Document text.
Start of Block

65 years old man, implanted with a triple chamber defibrillator Concerto II CRT-D for valvular cardiomyopathy with left bundle branch block; Crosstalk and adjustment of the atrial sensitivity at 0.5 mV; interrogation of the device demonstrating ventricular sensed episodes.
Tracing
Ventricular sensed episode obtained during the initial interrogation of the device;
This tracing illustrates the difficulty of adjusting the atrial sensitivity in CRT patients. This patient has both a VA crosstalk justifying a decrease of the atrial sensitivity, and an atrial detection signal (in sinus rhythm) of small amplitude, warranting an increase of the atrial sensitivity. At rest, the atrial amplitude was measured at 0.8 mV. The crosstalk was permanent with the atrial sensitivity programmed at 0.5 mV. The quality of the atrial detection can be altered with the chest expansion. In patients with preserved atrioventricular conduction, the sudden loss of the atrial detection will result in an interruption of biventricular pacing. In patients with no AV conduction (Pmk dependent patients), the sudden loss of the atrial detection will result in a sharp drop of the heart rate. In this patient, the solution is probably not trying to find a compromise in programming the atrial sensitivity (avoid crosstalk and preserve detection) but to set a high sensitivity (0.3 mV) and trying to avoid crosstalk by extending an absolute post-ventricular atrial blanking period. However, this may reduce the device capacity to detect episodes of atrial arrhythmia.

End of Block

Directions for this task. Decide whether each statement below agrees with the case description above, answering yes or no and quoting the deciding words of the text. 1. At rest, the atrial amplitude measured 0.8 mV. 2. The crosstalk was intermittent with the atrial sensitivity programmed at 0.5 mV. 3. In patients with no AV conduction, the sudden loss of atrial detection interrupts biventricular pacing.

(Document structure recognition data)

Start of Block

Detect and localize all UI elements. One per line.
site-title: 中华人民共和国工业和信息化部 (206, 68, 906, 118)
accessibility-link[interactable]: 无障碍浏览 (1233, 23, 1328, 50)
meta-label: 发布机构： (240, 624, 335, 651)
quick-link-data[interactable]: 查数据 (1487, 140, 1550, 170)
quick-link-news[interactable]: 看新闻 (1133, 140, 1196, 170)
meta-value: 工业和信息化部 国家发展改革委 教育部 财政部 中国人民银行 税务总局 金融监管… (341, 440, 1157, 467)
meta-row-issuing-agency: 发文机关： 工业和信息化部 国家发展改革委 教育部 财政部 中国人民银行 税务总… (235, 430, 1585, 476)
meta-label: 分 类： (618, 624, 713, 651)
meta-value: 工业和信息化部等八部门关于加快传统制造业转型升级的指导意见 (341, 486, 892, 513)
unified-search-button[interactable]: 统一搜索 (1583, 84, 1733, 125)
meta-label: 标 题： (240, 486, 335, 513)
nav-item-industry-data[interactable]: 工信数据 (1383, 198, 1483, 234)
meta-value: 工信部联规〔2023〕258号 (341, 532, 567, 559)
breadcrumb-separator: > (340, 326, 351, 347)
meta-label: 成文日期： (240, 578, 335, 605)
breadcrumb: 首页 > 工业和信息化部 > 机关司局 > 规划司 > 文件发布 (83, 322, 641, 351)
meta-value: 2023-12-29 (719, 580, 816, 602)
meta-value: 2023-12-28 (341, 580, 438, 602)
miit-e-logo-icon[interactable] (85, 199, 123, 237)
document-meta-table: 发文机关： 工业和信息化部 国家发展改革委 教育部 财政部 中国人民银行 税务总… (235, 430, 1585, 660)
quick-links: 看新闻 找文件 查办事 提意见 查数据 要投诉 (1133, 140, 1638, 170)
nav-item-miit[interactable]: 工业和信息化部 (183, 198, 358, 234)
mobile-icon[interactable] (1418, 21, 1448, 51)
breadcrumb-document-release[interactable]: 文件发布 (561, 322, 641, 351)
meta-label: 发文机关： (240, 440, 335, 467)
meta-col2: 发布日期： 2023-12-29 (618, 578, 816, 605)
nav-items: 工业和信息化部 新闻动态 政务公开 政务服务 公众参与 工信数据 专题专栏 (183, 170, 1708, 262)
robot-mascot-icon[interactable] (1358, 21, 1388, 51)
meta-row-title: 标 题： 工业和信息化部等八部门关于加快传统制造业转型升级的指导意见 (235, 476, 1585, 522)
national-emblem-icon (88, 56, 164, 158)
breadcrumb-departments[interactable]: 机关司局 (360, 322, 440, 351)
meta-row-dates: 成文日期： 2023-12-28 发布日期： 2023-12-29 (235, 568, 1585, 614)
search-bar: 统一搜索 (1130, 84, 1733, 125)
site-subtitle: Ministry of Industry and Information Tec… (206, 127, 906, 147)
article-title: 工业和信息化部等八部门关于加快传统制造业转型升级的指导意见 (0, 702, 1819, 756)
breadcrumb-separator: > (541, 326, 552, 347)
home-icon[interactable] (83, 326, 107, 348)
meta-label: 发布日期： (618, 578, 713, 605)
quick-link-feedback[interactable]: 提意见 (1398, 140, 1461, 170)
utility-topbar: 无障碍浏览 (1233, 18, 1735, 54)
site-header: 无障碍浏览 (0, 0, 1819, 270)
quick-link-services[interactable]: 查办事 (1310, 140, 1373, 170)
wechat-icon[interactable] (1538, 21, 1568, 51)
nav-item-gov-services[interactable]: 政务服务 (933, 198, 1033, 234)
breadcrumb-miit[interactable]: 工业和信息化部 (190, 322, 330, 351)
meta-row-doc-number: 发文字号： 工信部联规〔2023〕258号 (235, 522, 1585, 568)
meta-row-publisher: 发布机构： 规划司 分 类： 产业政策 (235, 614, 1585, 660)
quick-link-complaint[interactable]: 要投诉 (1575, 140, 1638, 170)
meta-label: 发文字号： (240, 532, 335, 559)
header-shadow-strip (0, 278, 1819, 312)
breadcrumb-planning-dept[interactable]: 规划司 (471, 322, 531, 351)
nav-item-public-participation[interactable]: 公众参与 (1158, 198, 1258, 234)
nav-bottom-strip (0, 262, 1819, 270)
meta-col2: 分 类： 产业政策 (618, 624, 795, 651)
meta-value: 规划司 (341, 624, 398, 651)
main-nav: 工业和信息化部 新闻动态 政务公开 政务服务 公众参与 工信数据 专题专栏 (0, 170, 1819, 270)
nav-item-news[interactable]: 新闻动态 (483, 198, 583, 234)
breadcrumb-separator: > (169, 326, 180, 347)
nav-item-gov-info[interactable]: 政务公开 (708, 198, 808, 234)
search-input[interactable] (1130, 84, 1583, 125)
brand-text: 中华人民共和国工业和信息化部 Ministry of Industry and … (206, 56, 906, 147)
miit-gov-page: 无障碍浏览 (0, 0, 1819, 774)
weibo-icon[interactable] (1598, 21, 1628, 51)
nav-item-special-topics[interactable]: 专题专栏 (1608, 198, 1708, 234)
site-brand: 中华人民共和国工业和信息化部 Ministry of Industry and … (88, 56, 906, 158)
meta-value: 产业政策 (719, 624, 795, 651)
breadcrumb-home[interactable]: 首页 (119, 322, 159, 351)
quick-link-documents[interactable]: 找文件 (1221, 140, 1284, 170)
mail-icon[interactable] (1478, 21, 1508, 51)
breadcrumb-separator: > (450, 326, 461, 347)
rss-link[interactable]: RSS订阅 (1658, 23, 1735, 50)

End of Block

Answer.
1. Yes: "At rest, the atrial amplitude was measured at 0.8 mV."
2. No: "The crosstalk was permanent with the atrial sensitivity programmed at 0.5 mV."
3. No: "In patients with no AV conduction (Pmk dependent patients), the sudden loss of the atrial detection will result in a sharp drop of the heart rate."